=== The request ===
Find every line with the string "podstawie" in it, count them, and reply with that count only.

--------------------

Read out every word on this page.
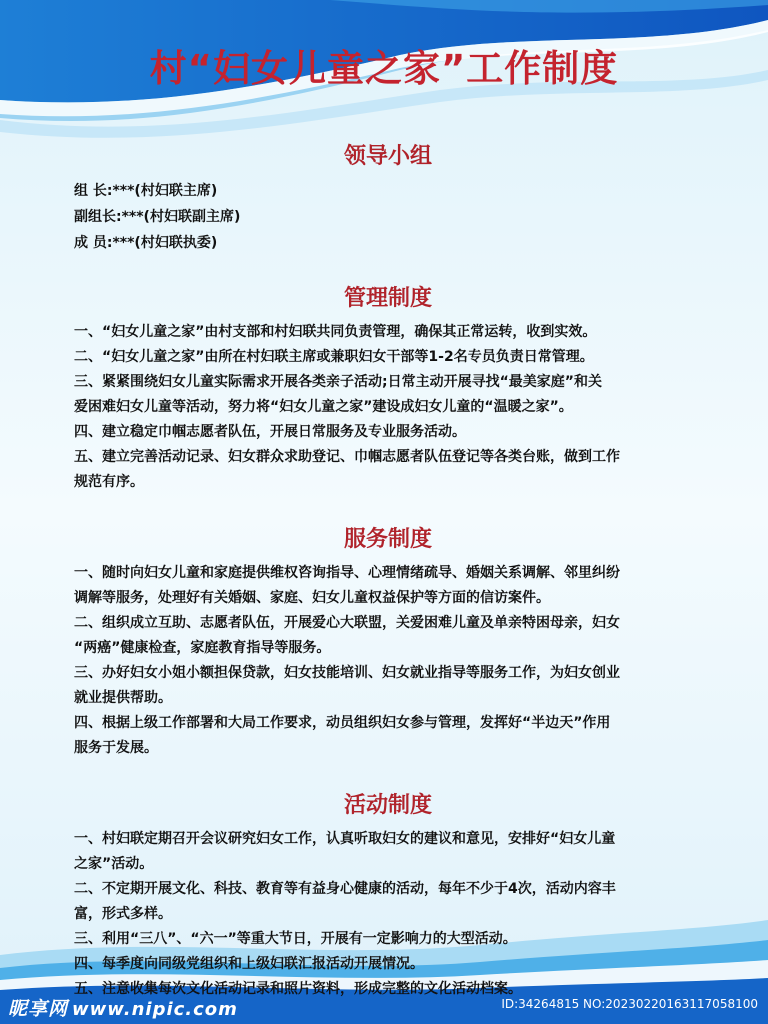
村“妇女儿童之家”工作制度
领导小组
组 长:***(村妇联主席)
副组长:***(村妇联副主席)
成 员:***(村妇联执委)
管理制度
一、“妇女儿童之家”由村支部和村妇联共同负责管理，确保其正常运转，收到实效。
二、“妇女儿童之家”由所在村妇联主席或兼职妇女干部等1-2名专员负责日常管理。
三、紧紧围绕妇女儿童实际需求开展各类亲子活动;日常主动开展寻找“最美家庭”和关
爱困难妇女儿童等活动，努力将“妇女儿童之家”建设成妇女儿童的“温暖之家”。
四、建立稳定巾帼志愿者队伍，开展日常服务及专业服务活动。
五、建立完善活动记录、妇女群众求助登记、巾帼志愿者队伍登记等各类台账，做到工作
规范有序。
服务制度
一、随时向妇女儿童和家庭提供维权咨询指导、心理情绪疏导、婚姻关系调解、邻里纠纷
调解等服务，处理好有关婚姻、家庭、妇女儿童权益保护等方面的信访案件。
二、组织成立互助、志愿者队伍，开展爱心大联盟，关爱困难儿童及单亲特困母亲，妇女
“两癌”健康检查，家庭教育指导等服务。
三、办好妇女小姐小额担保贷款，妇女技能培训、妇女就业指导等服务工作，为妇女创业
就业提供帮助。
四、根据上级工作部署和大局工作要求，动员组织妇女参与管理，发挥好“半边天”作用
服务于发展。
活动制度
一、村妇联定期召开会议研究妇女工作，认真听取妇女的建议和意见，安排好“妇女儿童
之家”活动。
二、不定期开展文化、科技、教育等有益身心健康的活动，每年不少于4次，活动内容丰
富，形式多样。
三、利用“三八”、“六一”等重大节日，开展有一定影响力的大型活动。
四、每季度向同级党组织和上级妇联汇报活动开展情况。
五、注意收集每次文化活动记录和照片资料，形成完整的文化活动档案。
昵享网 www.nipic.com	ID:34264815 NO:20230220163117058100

--------------------

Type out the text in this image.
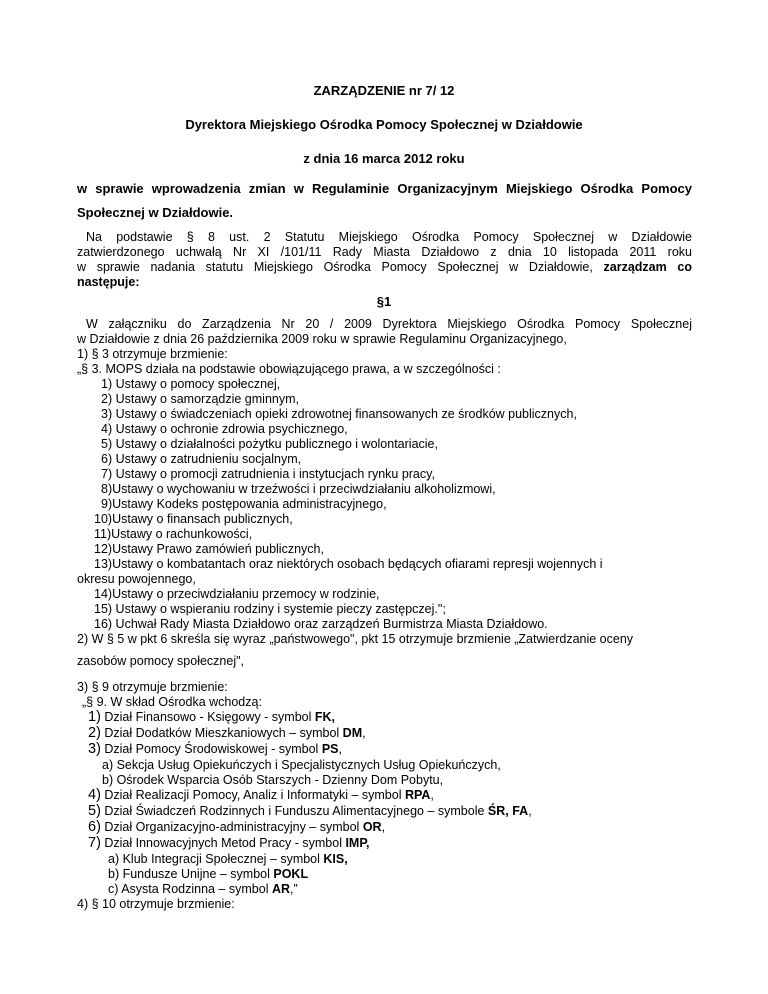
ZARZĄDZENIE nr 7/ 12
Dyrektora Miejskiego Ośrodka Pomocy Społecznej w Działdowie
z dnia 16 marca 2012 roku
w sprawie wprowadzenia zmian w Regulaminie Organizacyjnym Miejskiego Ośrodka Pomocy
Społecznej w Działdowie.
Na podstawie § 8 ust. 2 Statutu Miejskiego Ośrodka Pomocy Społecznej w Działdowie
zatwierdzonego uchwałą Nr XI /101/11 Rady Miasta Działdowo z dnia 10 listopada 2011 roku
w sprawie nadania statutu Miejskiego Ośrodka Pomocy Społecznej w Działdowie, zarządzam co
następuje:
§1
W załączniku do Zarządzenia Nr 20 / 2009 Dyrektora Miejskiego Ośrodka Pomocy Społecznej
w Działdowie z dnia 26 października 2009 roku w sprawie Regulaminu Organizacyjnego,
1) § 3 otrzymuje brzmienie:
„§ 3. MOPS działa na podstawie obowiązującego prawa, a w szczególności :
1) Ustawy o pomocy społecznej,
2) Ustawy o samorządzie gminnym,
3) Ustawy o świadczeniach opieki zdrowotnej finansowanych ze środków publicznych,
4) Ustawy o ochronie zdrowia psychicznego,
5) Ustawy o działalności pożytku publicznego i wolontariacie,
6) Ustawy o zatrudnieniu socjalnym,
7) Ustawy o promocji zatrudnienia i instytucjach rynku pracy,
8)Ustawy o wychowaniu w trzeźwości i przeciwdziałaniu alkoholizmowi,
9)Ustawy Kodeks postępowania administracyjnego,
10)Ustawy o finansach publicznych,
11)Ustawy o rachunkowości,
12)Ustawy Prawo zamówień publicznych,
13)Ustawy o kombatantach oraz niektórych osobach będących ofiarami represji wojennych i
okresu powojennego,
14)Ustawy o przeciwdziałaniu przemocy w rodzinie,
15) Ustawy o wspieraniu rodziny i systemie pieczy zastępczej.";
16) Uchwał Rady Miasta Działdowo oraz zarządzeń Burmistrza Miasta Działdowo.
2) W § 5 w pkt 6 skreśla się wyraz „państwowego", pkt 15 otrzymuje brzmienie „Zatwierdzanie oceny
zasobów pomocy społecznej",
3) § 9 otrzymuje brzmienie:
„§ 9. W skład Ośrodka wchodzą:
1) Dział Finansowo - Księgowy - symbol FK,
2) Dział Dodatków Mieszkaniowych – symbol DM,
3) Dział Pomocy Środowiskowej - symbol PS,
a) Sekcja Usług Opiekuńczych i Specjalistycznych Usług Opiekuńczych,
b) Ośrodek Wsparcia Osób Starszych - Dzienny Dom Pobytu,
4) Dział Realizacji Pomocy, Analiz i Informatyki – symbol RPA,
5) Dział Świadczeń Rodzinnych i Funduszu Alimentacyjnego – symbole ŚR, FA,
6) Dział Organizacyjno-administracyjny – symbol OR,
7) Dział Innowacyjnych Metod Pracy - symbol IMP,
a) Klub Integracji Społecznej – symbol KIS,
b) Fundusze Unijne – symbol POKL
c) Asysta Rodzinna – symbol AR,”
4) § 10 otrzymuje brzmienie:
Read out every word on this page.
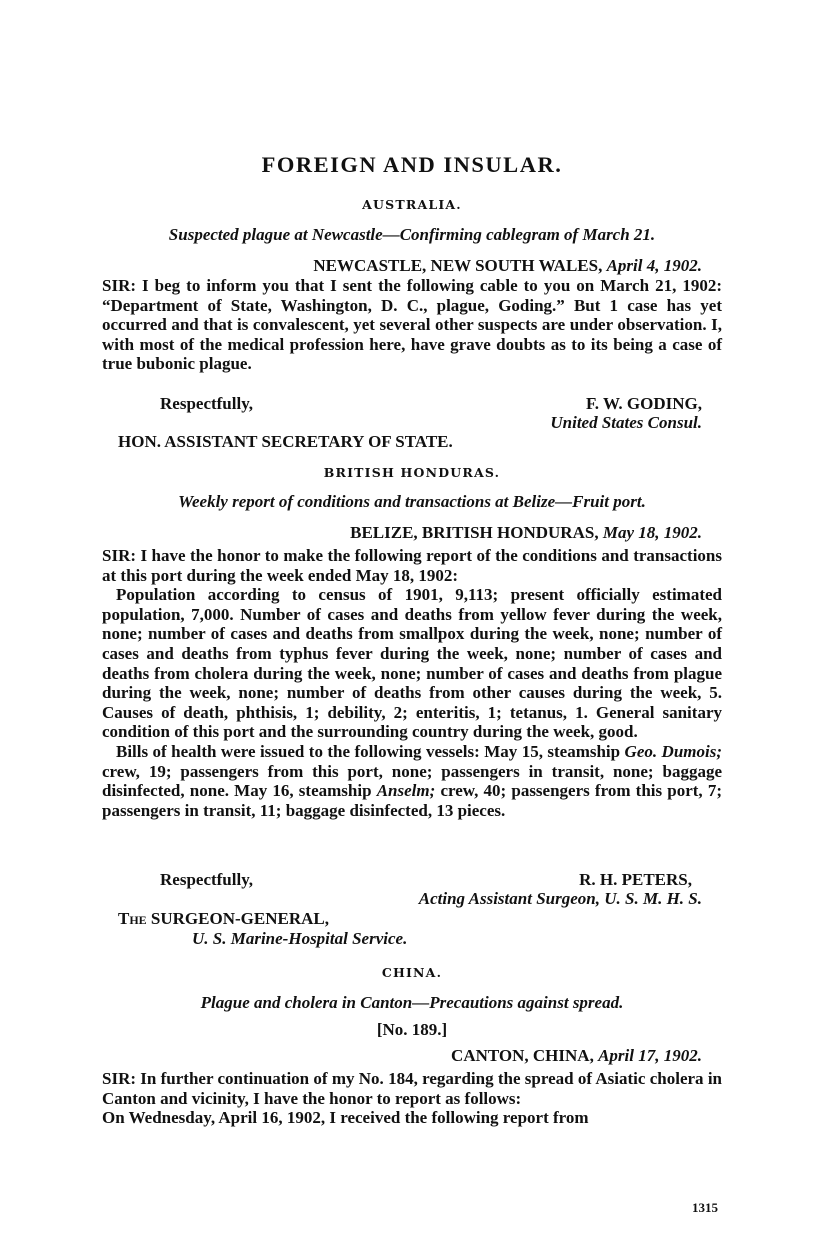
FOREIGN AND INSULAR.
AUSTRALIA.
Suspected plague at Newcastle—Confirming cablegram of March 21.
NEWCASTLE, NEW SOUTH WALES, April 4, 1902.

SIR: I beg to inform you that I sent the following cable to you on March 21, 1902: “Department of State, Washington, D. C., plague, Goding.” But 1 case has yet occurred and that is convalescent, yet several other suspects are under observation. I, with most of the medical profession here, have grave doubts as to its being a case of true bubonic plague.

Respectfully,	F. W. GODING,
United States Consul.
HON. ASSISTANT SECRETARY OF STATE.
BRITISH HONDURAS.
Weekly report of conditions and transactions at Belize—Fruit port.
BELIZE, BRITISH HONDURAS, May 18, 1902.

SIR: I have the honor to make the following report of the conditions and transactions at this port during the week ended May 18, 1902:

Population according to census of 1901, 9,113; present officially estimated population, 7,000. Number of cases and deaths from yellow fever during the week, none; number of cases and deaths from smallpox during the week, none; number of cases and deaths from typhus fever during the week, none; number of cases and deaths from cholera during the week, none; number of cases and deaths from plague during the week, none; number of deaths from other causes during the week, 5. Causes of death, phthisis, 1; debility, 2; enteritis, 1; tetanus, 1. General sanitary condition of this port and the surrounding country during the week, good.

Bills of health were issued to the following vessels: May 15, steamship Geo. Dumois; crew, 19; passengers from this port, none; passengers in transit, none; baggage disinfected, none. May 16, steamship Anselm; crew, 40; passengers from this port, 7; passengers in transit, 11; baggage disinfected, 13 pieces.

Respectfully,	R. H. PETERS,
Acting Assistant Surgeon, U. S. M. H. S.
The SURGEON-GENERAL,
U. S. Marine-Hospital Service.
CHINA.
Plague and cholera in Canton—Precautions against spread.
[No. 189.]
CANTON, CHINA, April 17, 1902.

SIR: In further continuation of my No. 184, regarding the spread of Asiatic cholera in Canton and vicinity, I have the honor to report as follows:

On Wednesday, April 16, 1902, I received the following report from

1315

--------------------

=== Written solution ===
2